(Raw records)
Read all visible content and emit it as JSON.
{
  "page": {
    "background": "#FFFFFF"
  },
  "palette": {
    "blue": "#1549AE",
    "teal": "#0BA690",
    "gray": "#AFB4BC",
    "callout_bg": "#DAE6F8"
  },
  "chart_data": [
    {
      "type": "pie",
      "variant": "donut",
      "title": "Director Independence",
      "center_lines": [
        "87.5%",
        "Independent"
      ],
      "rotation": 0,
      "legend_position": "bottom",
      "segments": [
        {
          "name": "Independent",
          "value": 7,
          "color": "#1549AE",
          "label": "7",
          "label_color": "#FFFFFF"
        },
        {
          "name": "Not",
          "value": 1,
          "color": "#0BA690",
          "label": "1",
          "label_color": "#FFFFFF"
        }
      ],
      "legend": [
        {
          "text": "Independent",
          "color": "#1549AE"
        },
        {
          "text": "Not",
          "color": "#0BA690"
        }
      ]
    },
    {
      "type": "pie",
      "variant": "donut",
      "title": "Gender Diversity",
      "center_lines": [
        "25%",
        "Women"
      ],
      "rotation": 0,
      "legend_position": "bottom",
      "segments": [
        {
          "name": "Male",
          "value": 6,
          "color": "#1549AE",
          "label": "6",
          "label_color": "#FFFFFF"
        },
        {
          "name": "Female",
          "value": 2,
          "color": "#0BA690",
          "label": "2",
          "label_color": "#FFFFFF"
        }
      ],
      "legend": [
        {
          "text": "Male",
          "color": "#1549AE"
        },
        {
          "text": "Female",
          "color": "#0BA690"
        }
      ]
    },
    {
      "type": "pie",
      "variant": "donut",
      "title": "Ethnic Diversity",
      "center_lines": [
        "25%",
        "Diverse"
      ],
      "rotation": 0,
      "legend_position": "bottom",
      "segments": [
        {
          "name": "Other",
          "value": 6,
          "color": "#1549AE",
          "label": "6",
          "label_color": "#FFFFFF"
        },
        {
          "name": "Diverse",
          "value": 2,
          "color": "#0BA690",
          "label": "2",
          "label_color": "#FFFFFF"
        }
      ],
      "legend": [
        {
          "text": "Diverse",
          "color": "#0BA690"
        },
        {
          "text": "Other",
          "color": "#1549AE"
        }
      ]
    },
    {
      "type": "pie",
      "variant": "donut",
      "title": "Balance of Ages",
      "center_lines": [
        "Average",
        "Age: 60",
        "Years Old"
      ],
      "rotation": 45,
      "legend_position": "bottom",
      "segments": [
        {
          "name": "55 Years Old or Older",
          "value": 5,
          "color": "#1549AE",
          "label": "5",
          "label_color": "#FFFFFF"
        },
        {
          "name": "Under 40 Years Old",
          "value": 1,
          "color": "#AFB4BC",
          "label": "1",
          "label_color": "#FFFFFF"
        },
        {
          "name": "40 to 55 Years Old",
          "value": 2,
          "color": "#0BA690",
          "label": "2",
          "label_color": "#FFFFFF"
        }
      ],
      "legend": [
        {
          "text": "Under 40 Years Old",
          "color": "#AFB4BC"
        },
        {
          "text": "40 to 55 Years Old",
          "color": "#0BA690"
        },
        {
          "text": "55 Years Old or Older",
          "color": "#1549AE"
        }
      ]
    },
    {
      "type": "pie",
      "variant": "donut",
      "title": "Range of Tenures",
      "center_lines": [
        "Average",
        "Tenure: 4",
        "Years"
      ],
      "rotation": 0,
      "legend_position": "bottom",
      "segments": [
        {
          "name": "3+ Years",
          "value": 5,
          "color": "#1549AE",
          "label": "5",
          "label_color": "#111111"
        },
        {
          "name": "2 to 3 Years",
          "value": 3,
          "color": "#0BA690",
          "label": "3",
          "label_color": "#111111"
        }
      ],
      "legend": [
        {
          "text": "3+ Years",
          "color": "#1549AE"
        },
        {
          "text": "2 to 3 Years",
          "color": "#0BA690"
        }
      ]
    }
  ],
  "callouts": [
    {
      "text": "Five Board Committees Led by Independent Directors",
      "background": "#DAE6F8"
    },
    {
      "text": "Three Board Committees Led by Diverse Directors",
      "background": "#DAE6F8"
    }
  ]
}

◆ What is expected
List all lines above in which the string "Diverse" appears.

◆ Solved exercise
        "Diverse"
          "name": "Diverse",
          "text": "Diverse",
      "text": "Three Board Committees Led by Diverse Directors",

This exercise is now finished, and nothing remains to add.